__WHAT IS REQUIRED__.
Images must not appear in your copy; reproduce every other part of the records exactly.

__RECORDS__.
_ _ _ _

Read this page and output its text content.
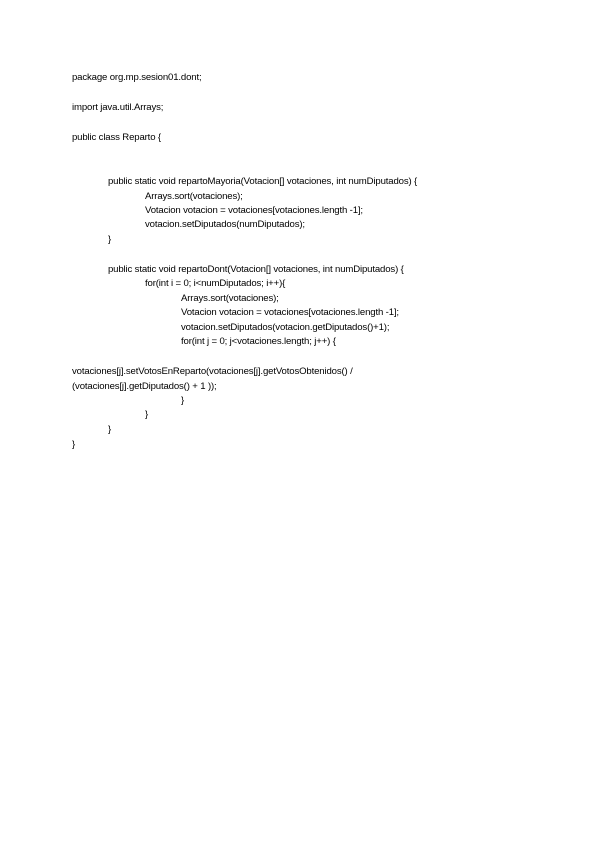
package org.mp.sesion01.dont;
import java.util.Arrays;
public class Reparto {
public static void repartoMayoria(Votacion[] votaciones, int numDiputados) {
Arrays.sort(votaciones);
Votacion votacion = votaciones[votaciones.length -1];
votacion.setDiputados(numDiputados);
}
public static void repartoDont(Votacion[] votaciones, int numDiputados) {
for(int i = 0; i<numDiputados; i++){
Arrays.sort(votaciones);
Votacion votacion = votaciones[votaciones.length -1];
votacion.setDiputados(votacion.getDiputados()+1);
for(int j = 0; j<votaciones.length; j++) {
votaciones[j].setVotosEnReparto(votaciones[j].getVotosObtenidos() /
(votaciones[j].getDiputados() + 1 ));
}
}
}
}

_ _ _ _

__RESPONSE TO THIS TASK__.
Read this page and output its text content.
package org.mp.sesion01.dont;
import java.util.Arrays;
public class Reparto {
public static void repartoMayoria(Votacion[] votaciones, int numDiputados) {
Arrays.sort(votaciones);
Votacion votacion = votaciones[votaciones.length -1];
votacion.setDiputados(numDiputados);
}
public static void repartoDont(Votacion[] votaciones, int numDiputados) {
for(int i = 0; i<numDiputados; i++){
Arrays.sort(votaciones);
Votacion votacion = votaciones[votaciones.length -1];
votacion.setDiputados(votacion.getDiputados()+1);
for(int j = 0; j<votaciones.length; j++) {
votaciones[j].setVotosEnReparto(votaciones[j].getVotosObtenidos() /
(votaciones[j].getDiputados() + 1 ));
}
}
}
}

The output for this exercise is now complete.